Request: Write out the listing below without alteration, omitting its pictures.

Data in this exercise:

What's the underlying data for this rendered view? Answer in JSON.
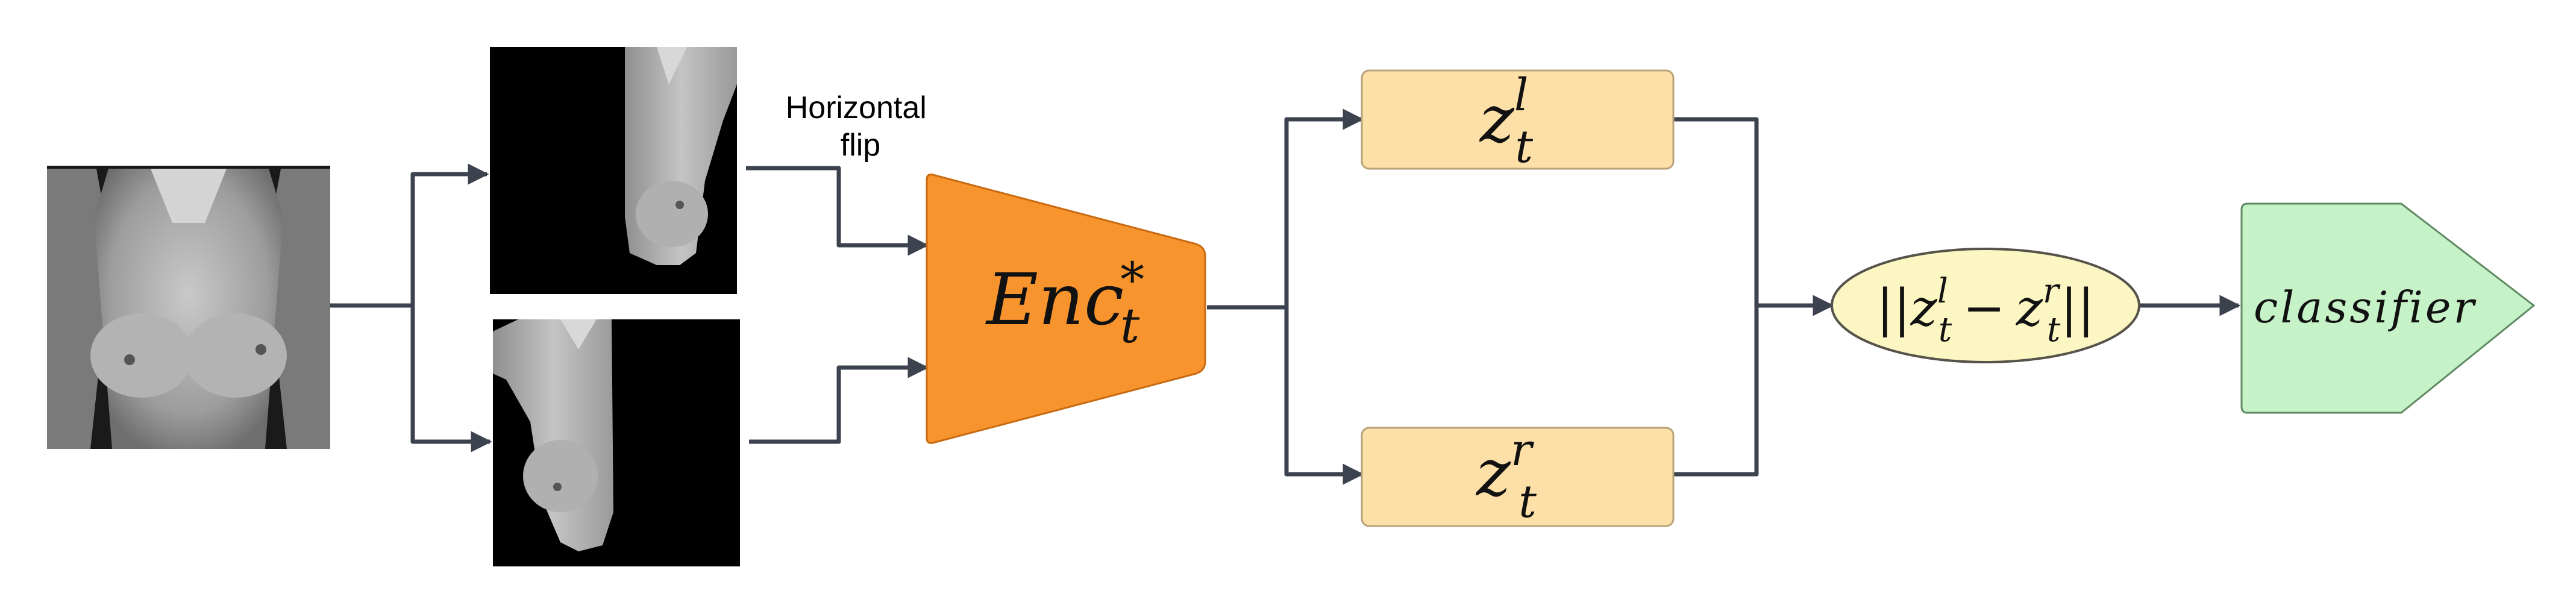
{
  "diagram": {
    "flip_label_line1": "Horizontal",
    "flip_label_line2": "flip",
    "encoder": {
      "base": "Enc",
      "sub": "t",
      "sup": "*"
    },
    "latent_left": {
      "base": "z",
      "sub": "t",
      "sup": "l"
    },
    "latent_right": {
      "base": "z",
      "sub": "t",
      "sup": "r"
    },
    "distance": {
      "open": "||",
      "a_base": "z",
      "a_sub": "t",
      "a_sup": "l",
      "minus": "−",
      "b_base": "z",
      "b_sub": "t",
      "b_sup": "r",
      "close": "||"
    },
    "classifier": "classifier"
  },
  "colors": {
    "arrow": "#3c434f",
    "encoder_fill": "#f7942e",
    "encoder_stroke": "#c96a10",
    "latent_fill": "#fde0a8",
    "latent_stroke": "#b8a27a",
    "distance_fill": "#fbf6c2",
    "distance_stroke": "#55524a",
    "classifier_fill": "#c6f2c8",
    "classifier_stroke": "#5f8a63",
    "thermal_bg": "#111111"
  }
}
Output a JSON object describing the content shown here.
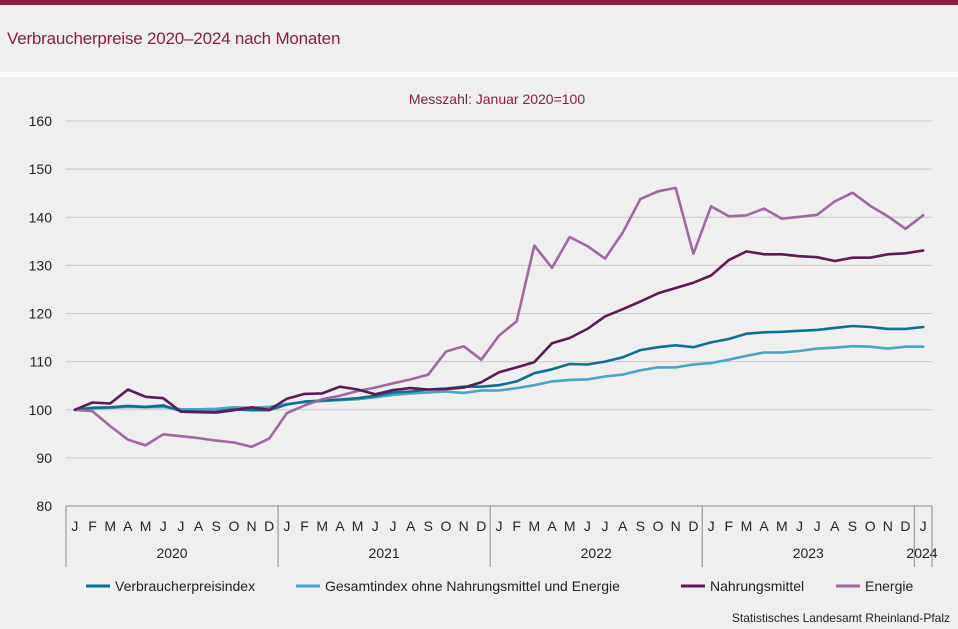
{
  "header": {
    "title": "Verbraucherpreise 2020–2024 nach Monaten"
  },
  "source": "Statistisches Landesamt Rheinland-Pfalz",
  "colors": {
    "Verbraucherpreisindex": "#0e6f92",
    "Gesamtindex ohne Nahrungsmittel und Energie": "#4aa3c6",
    "Nahrungsmittel": "#5b1b53",
    "Energie": "#9d6aa0"
  },
  "chart_data": {
    "type": "line",
    "subtitle": "Messzahl:  Januar  2020=100",
    "ylim": [
      80,
      160
    ],
    "yticks": [
      80,
      90,
      100,
      110,
      120,
      130,
      140,
      150,
      160
    ],
    "month_labels": [
      "J",
      "F",
      "M",
      "A",
      "M",
      "J",
      "J",
      "A",
      "S",
      "O",
      "N",
      "D",
      "J",
      "F",
      "M",
      "A",
      "M",
      "J",
      "J",
      "A",
      "S",
      "O",
      "N",
      "D",
      "J",
      "F",
      "M",
      "A",
      "M",
      "J",
      "J",
      "A",
      "S",
      "O",
      "N",
      "D",
      "J",
      "F",
      "M",
      "A",
      "M",
      "J",
      "J",
      "A",
      "S",
      "O",
      "N",
      "D",
      "J"
    ],
    "years": [
      "2020",
      "2021",
      "2022",
      "2023",
      "2024"
    ],
    "series": [
      {
        "name": "Verbraucherpreisindex",
        "values": [
          100,
          100.4,
          100.5,
          100.8,
          100.6,
          100.9,
          99.7,
          99.6,
          99.6,
          100.1,
          99.9,
          99.9,
          101.1,
          101.7,
          101.9,
          102.1,
          102.4,
          102.9,
          103.6,
          103.8,
          104.2,
          104.4,
          104.8,
          104.8,
          105.1,
          105.9,
          107.6,
          108.4,
          109.5,
          109.4,
          110.0,
          110.9,
          112.4,
          113.0,
          113.4,
          113.0,
          114.0,
          114.7,
          115.8,
          116.1,
          116.2,
          116.4,
          116.6,
          117.0,
          117.4,
          117.2,
          116.8,
          116.8,
          117.2
        ]
      },
      {
        "name": "Gesamtindex ohne Nahrungsmittel und Energie",
        "values": [
          100,
          100.3,
          100.4,
          100.6,
          100.5,
          100.6,
          100.1,
          100.1,
          100.2,
          100.5,
          100.4,
          100.6,
          101.2,
          101.6,
          101.8,
          102.0,
          102.2,
          102.6,
          103.1,
          103.4,
          103.6,
          103.8,
          103.5,
          104.0,
          104.0,
          104.5,
          105.1,
          105.9,
          106.2,
          106.3,
          106.9,
          107.3,
          108.2,
          108.8,
          108.8,
          109.4,
          109.7,
          110.4,
          111.2,
          111.9,
          111.9,
          112.2,
          112.7,
          112.9,
          113.2,
          113.1,
          112.7,
          113.1,
          113.1
        ]
      },
      {
        "name": "Nahrungsmittel",
        "values": [
          100,
          101.5,
          101.3,
          104.2,
          102.7,
          102.4,
          99.6,
          99.5,
          99.4,
          99.9,
          100.5,
          100.0,
          102.3,
          103.3,
          103.4,
          104.8,
          104.2,
          103.2,
          104.1,
          104.5,
          104.2,
          104.3,
          104.6,
          105.7,
          107.8,
          108.8,
          109.9,
          113.8,
          114.9,
          116.8,
          119.4,
          120.9,
          122.5,
          124.2,
          125.3,
          126.4,
          127.9,
          131.1,
          132.9,
          132.3,
          132.3,
          131.9,
          131.7,
          130.9,
          131.6,
          131.6,
          132.3,
          132.5,
          133.1
        ]
      },
      {
        "name": "Energie",
        "values": [
          100,
          99.7,
          96.6,
          93.8,
          92.6,
          94.9,
          94.5,
          94.1,
          93.6,
          93.2,
          92.3,
          94.0,
          99.3,
          100.9,
          102.2,
          102.9,
          103.9,
          104.6,
          105.5,
          106.3,
          107.3,
          112.1,
          113.2,
          110.4,
          115.4,
          118.4,
          134.1,
          129.5,
          135.9,
          134.0,
          131.4,
          136.8,
          143.8,
          145.4,
          146.1,
          132.4,
          142.3,
          140.2,
          140.4,
          141.8,
          139.7,
          140.1,
          140.5,
          143.3,
          145.1,
          142.4,
          140.2,
          137.6,
          140.4
        ]
      }
    ]
  }
}
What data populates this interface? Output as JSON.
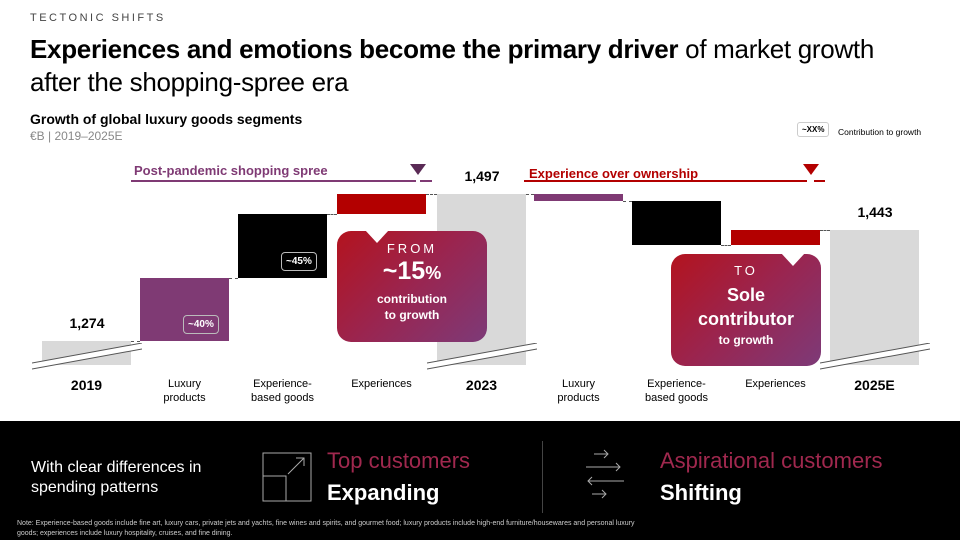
{
  "kicker": "TECTONIC SHIFTS",
  "title": {
    "bold": "Experiences and emotions become the primary driver",
    "rest": " of market growth after the shopping-spree era"
  },
  "chart_data": {
    "type": "waterfall",
    "title": "Growth of global luxury goods segments",
    "subtitle": "€B | 2019–2025E",
    "legend": {
      "box": "~XX%",
      "label": "Contribution to growth",
      "placement": "top-right"
    },
    "phases": [
      "Post-pandemic shopping spree",
      "Experience over ownership"
    ],
    "categories": [
      "2019",
      "Luxury products",
      "Experience-based goods",
      "Experiences",
      "2023",
      "Luxury products",
      "Experience-based goods",
      "Experiences",
      "2025E"
    ],
    "kinds": [
      "total",
      "delta",
      "delta",
      "delta",
      "total",
      "delta",
      "delta",
      "delta",
      "total"
    ],
    "values": [
      1274,
      96,
      96,
      31,
      1497,
      -10,
      -67,
      23,
      1443
    ],
    "value_labels": [
      "1,274",
      "",
      "",
      "",
      "1,497",
      "",
      "",
      "",
      "1,443"
    ],
    "contribution_labels": [
      "",
      "~40%",
      "~45%",
      "",
      "",
      "",
      "",
      "",
      ""
    ],
    "colors": [
      "#d9d9d9",
      "#7f3a74",
      "#000000",
      "#b30000",
      "#d9d9d9",
      "#7f3a74",
      "#000000",
      "#b30000",
      "#d9d9d9"
    ]
  },
  "callouts": [
    {
      "lead": "FROM",
      "big": "~15",
      "big_suffix": "%",
      "line1": "contribution",
      "line2": "to growth"
    },
    {
      "lead": "TO",
      "big": "Sole",
      "line1": "contributor",
      "line2": "to growth"
    }
  ],
  "footer": {
    "intro": "With clear differences in spending patterns",
    "top_title": "Top customers",
    "top_sub": "Expanding",
    "asp_title": "Aspirational customers",
    "asp_sub": "Shifting",
    "note": "Note: Experience-based goods include fine art, luxury cars, private jets and yachts, fine wines and spirits, and gourmet food; luxury products include high-end furniture/housewares and personal luxury goods; experiences include luxury hospitality, cruises, and fine dining."
  }
}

Task result:
What's the underlying data for this rendered view? Answer in JSON.
{
  "diagram": {
    "flip_label_line1": "Horizontal",
    "flip_label_line2": "flip",
    "encoder": {
      "base": "Enc",
      "sub": "t",
      "sup": "*"
    },
    "latent_left": {
      "base": "z",
      "sub": "t",
      "sup": "l"
    },
    "latent_right": {
      "base": "z",
      "sub": "t",
      "sup": "r"
    },
    "distance": {
      "open": "||",
      "a_base": "z",
      "a_sub": "t",
      "a_sup": "l",
      "minus": "−",
      "b_base": "z",
      "b_sub": "t",
      "b_sup": "r",
      "close": "||"
    },
    "classifier": "classifier"
  },
  "colors": {
    "arrow": "#3c434f",
    "encoder_fill": "#f7942e",
    "encoder_stroke": "#c96a10",
    "latent_fill": "#fde0a8",
    "latent_stroke": "#b8a27a",
    "distance_fill": "#fbf6c2",
    "distance_stroke": "#55524a",
    "classifier_fill": "#c6f2c8",
    "classifier_stroke": "#5f8a63",
    "thermal_bg": "#111111"
  }
}
Output a JSON object describing the content shown here.
{
  "header": {
    "title": "Verbraucherpreise 2020–2024 nach Monaten"
  },
  "source": "Statistisches Landesamt Rheinland-Pfalz",
  "colors": {
    "Verbraucherpreisindex": "#0e6f92",
    "Gesamtindex ohne Nahrungsmittel und Energie": "#4aa3c6",
    "Nahrungsmittel": "#5b1b53",
    "Energie": "#9d6aa0"
  },
  "chart_data": {
    "type": "line",
    "subtitle": "Messzahl:  Januar  2020=100",
    "ylim": [
      80,
      160
    ],
    "yticks": [
      80,
      90,
      100,
      110,
      120,
      130,
      140,
      150,
      160
    ],
    "month_labels": [
      "J",
      "F",
      "M",
      "A",
      "M",
      "J",
      "J",
      "A",
      "S",
      "O",
      "N",
      "D",
      "J",
      "F",
      "M",
      "A",
      "M",
      "J",
      "J",
      "A",
      "S",
      "O",
      "N",
      "D",
      "J",
      "F",
      "M",
      "A",
      "M",
      "J",
      "J",
      "A",
      "S",
      "O",
      "N",
      "D",
      "J",
      "F",
      "M",
      "A",
      "M",
      "J",
      "J",
      "A",
      "S",
      "O",
      "N",
      "D",
      "J"
    ],
    "years": [
      "2020",
      "2021",
      "2022",
      "2023",
      "2024"
    ],
    "series": [
      {
        "name": "Verbraucherpreisindex",
        "values": [
          100,
          100.4,
          100.5,
          100.8,
          100.6,
          100.9,
          99.7,
          99.6,
          99.6,
          100.1,
          99.9,
          99.9,
          101.1,
          101.7,
          101.9,
          102.1,
          102.4,
          102.9,
          103.6,
          103.8,
          104.2,
          104.4,
          104.8,
          104.8,
          105.1,
          105.9,
          107.6,
          108.4,
          109.5,
          109.4,
          110.0,
          110.9,
          112.4,
          113.0,
          113.4,
          113.0,
          114.0,
          114.7,
          115.8,
          116.1,
          116.2,
          116.4,
          116.6,
          117.0,
          117.4,
          117.2,
          116.8,
          116.8,
          117.2
        ]
      },
      {
        "name": "Gesamtindex ohne Nahrungsmittel und Energie",
        "values": [
          100,
          100.3,
          100.4,
          100.6,
          100.5,
          100.6,
          100.1,
          100.1,
          100.2,
          100.5,
          100.4,
          100.6,
          101.2,
          101.6,
          101.8,
          102.0,
          102.2,
          102.6,
          103.1,
          103.4,
          103.6,
          103.8,
          103.5,
          104.0,
          104.0,
          104.5,
          105.1,
          105.9,
          106.2,
          106.3,
          106.9,
          107.3,
          108.2,
          108.8,
          108.8,
          109.4,
          109.7,
          110.4,
          111.2,
          111.9,
          111.9,
          112.2,
          112.7,
          112.9,
          113.2,
          113.1,
          112.7,
          113.1,
          113.1
        ]
      },
      {
        "name": "Nahrungsmittel",
        "values": [
          100,
          101.5,
          101.3,
          104.2,
          102.7,
          102.4,
          99.6,
          99.5,
          99.4,
          99.9,
          100.5,
          100.0,
          102.3,
          103.3,
          103.4,
          104.8,
          104.2,
          103.2,
          104.1,
          104.5,
          104.2,
          104.3,
          104.6,
          105.7,
          107.8,
          108.8,
          109.9,
          113.8,
          114.9,
          116.8,
          119.4,
          120.9,
          122.5,
          124.2,
          125.3,
          126.4,
          127.9,
          131.1,
          132.9,
          132.3,
          132.3,
          131.9,
          131.7,
          130.9,
          131.6,
          131.6,
          132.3,
          132.5,
          133.1
        ]
      },
      {
        "name": "Energie",
        "values": [
          100,
          99.7,
          96.6,
          93.8,
          92.6,
          94.9,
          94.5,
          94.1,
          93.6,
          93.2,
          92.3,
          94.0,
          99.3,
          100.9,
          102.2,
          102.9,
          103.9,
          104.6,
          105.5,
          106.3,
          107.3,
          112.1,
          113.2,
          110.4,
          115.4,
          118.4,
          134.1,
          129.5,
          135.9,
          134.0,
          131.4,
          136.8,
          143.8,
          145.4,
          146.1,
          132.4,
          142.3,
          140.2,
          140.4,
          141.8,
          139.7,
          140.1,
          140.5,
          143.3,
          145.1,
          142.4,
          140.2,
          137.6,
          140.4
        ]
      }
    ]
  }
}
What data populates this interface? Output as JSON.
{
  "kicker": "TECTONIC SHIFTS",
  "title": {
    "bold": "Experiences and emotions become the primary driver",
    "rest": " of market growth after the shopping-spree era"
  },
  "chart_data": {
    "type": "waterfall",
    "title": "Growth of global luxury goods segments",
    "subtitle": "€B | 2019–2025E",
    "legend": {
      "box": "~XX%",
      "label": "Contribution to growth",
      "placement": "top-right"
    },
    "phases": [
      "Post-pandemic shopping spree",
      "Experience over ownership"
    ],
    "categories": [
      "2019",
      "Luxury products",
      "Experience-based goods",
      "Experiences",
      "2023",
      "Luxury products",
      "Experience-based goods",
      "Experiences",
      "2025E"
    ],
    "kinds": [
      "total",
      "delta",
      "delta",
      "delta",
      "total",
      "delta",
      "delta",
      "delta",
      "total"
    ],
    "values": [
      1274,
      96,
      96,
      31,
      1497,
      -10,
      -67,
      23,
      1443
    ],
    "value_labels": [
      "1,274",
      "",
      "",
      "",
      "1,497",
      "",
      "",
      "",
      "1,443"
    ],
    "contribution_labels": [
      "",
      "~40%",
      "~45%",
      "",
      "",
      "",
      "",
      "",
      ""
    ],
    "colors": [
      "#d9d9d9",
      "#7f3a74",
      "#000000",
      "#b30000",
      "#d9d9d9",
      "#7f3a74",
      "#000000",
      "#b30000",
      "#d9d9d9"
    ]
  },
  "callouts": [
    {
      "lead": "FROM",
      "big": "~15",
      "big_suffix": "%",
      "line1": "contribution",
      "line2": "to growth"
    },
    {
      "lead": "TO",
      "big": "Sole",
      "line1": "contributor",
      "line2": "to growth"
    }
  ],
  "footer": {
    "intro": "With clear differences in spending patterns",
    "top_title": "Top customers",
    "top_sub": "Expanding",
    "asp_title": "Aspirational customers",
    "asp_sub": "Shifting",
    "note": "Note: Experience-based goods include fine art, luxury cars, private jets and yachts, fine wines and spirits, and gourmet food; luxury products include high-end furniture/housewares and personal luxury goods; experiences include luxury hospitality, cruises, and fine dining."
  }
}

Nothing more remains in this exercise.